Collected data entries
######

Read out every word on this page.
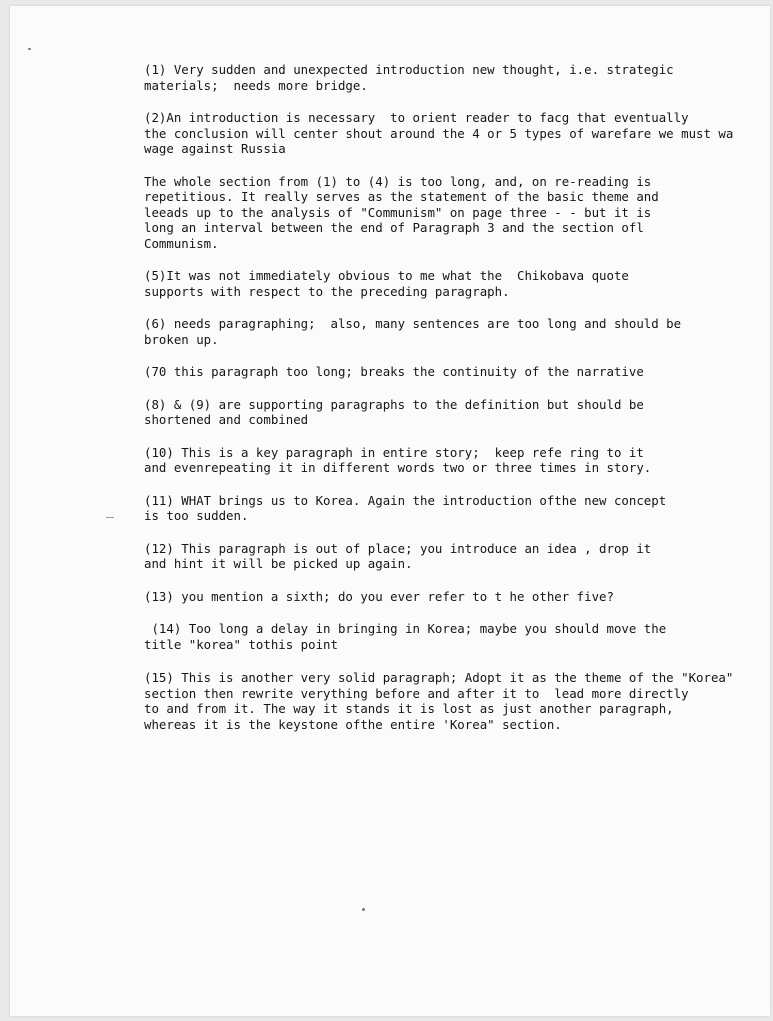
(1) Very sudden and unexpected introduction new thought, i.e. strategic
materials;  needs more bridge.
(2)An introduction is necessary  to orient reader to facg that eventually
the conclusion will center shout around the 4 or 5 types of warefare we must wa
wage against Russia
The whole section from (1) to (4) is too long, and, on re-reading is
repetitious. It really serves as the statement of the basic theme and
leeads up to the analysis of "Communism" on page three - - but it is
long an interval between the end of Paragraph 3 and the section ofl
Communism.
(5)It was not immediately obvious to me what the  Chikobava quote
supports with respect to the preceding paragraph.
(6) needs paragraphing;  also, many sentences are too long and should be
broken up.
(70 this paragraph too long; breaks the continuity of the narrative
(8) & (9) are supporting paragraphs to the definition but should be
shortened and combined
(10) This is a key paragraph in entire story;  keep refe ring to it
and evenrepeating it in different words two or three times in story.
(11) WHAT brings us to Korea. Again the introduction ofthe new concept
is too sudden.
(12) This paragraph is out of place; you introduce an idea , drop it
and hint it will be picked up again.
(13) you mention a sixth; do you ever refer to t he other five?
(14) Too long a delay in bringing in Korea; maybe you should move the
title "korea" tothis point
(15) This is another very solid paragraph; Adopt it as the theme of the "Korea"
section then rewrite verything before and after it to  lead more directly
to and from it. The way it stands it is lost as just another paragraph,
whereas it is the keystone ofthe entire 'Korea" section.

######

Goal: Omitting all images, print the listing exactly.

Solution to the exercise:
Read out every word on this page.
(1) Very sudden and unexpected introduction new thought, i.e. strategic
materials;  needs more bridge.
(2)An introduction is necessary  to orient reader to facg that eventually
the conclusion will center shout around the 4 or 5 types of warefare we must wa
wage against Russia
The whole section from (1) to (4) is too long, and, on re-reading is
repetitious. It really serves as the statement of the basic theme and
leeads up to the analysis of "Communism" on page three - - but it is
long an interval between the end of Paragraph 3 and the section ofl
Communism.
(5)It was not immediately obvious to me what the  Chikobava quote
supports with respect to the preceding paragraph.
(6) needs paragraphing;  also, many sentences are too long and should be
broken up.
(70 this paragraph too long; breaks the continuity of the narrative
(8) & (9) are supporting paragraphs to the definition but should be
shortened and combined
(10) This is a key paragraph in entire story;  keep refe ring to it
and evenrepeating it in different words two or three times in story.
(11) WHAT brings us to Korea. Again the introduction ofthe new concept
is too sudden.
(12) This paragraph is out of place; you introduce an idea , drop it
and hint it will be picked up again.
(13) you mention a sixth; do you ever refer to t he other five?
(14) Too long a delay in bringing in Korea; maybe you should move the
title "korea" tothis point
(15) This is another very solid paragraph; Adopt it as the theme of the "Korea"
section then rewrite verything before and after it to  lead more directly
to and from it. The way it stands it is lost as just another paragraph,
whereas it is the keystone ofthe entire 'Korea" section.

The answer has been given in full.